• _Dataset rows_
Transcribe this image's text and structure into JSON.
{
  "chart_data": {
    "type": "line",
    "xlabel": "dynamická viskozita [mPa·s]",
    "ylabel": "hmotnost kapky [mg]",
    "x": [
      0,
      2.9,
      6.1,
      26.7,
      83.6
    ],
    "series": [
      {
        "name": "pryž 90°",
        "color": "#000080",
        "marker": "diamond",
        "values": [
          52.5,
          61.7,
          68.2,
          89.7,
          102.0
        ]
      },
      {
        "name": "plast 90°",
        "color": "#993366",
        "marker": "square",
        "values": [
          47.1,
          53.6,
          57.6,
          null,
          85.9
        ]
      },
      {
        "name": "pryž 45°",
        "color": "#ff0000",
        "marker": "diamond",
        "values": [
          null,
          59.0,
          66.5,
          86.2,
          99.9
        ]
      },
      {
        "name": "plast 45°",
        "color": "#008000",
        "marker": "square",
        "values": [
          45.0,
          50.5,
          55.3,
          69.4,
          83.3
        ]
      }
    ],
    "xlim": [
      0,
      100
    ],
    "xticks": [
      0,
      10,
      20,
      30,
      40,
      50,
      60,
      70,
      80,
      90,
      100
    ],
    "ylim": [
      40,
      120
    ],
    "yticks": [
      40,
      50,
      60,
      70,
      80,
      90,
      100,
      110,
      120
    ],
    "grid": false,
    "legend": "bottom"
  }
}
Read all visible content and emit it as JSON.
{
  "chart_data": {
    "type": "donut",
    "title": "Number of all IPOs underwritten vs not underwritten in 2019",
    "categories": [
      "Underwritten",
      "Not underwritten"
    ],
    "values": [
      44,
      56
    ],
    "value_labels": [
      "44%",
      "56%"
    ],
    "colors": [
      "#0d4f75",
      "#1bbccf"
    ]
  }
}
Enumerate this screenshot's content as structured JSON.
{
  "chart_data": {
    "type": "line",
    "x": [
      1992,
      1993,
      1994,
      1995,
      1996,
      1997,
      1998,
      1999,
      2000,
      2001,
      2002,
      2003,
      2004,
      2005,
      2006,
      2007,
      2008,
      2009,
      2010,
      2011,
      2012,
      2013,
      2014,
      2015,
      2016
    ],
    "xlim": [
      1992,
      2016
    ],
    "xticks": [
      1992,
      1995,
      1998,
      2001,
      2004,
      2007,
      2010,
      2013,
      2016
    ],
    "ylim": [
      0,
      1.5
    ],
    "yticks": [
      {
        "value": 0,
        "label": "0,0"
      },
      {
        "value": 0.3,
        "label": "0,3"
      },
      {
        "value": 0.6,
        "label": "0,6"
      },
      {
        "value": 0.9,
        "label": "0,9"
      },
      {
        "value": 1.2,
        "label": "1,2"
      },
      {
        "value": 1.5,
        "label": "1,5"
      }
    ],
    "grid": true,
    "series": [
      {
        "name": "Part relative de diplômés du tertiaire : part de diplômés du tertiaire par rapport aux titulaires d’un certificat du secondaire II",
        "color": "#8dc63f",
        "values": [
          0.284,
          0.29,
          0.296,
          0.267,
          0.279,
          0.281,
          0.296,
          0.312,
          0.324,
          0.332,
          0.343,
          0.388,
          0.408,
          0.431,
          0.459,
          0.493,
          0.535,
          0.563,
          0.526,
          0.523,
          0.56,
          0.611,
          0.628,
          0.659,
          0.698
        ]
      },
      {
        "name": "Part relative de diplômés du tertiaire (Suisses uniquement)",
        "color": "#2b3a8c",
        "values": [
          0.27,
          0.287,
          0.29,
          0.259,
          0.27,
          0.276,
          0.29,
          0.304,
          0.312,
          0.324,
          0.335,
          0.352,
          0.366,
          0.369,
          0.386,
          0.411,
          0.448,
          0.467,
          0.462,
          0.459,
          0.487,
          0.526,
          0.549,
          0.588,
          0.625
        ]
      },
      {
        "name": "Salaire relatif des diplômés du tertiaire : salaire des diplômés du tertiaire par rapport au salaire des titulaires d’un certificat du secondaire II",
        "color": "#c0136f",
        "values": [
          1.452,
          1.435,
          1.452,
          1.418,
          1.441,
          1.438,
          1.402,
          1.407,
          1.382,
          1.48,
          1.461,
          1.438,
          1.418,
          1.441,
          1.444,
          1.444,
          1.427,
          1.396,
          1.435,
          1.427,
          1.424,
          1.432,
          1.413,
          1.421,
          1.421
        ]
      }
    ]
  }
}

• _Description of the task_
Read the entries and select each line where the word "secondaire" is found.

• _Answer below_
        "name": "Part relative de diplômés du tertiaire : part de diplômés du tertiaire par rapport aux titulaires d’un certificat du secondaire II",
        "name": "Salaire relatif des diplômés du tertiaire : salaire des diplômés du tertiaire par rapport au salaire des titulaires d’un certificat du secondaire II",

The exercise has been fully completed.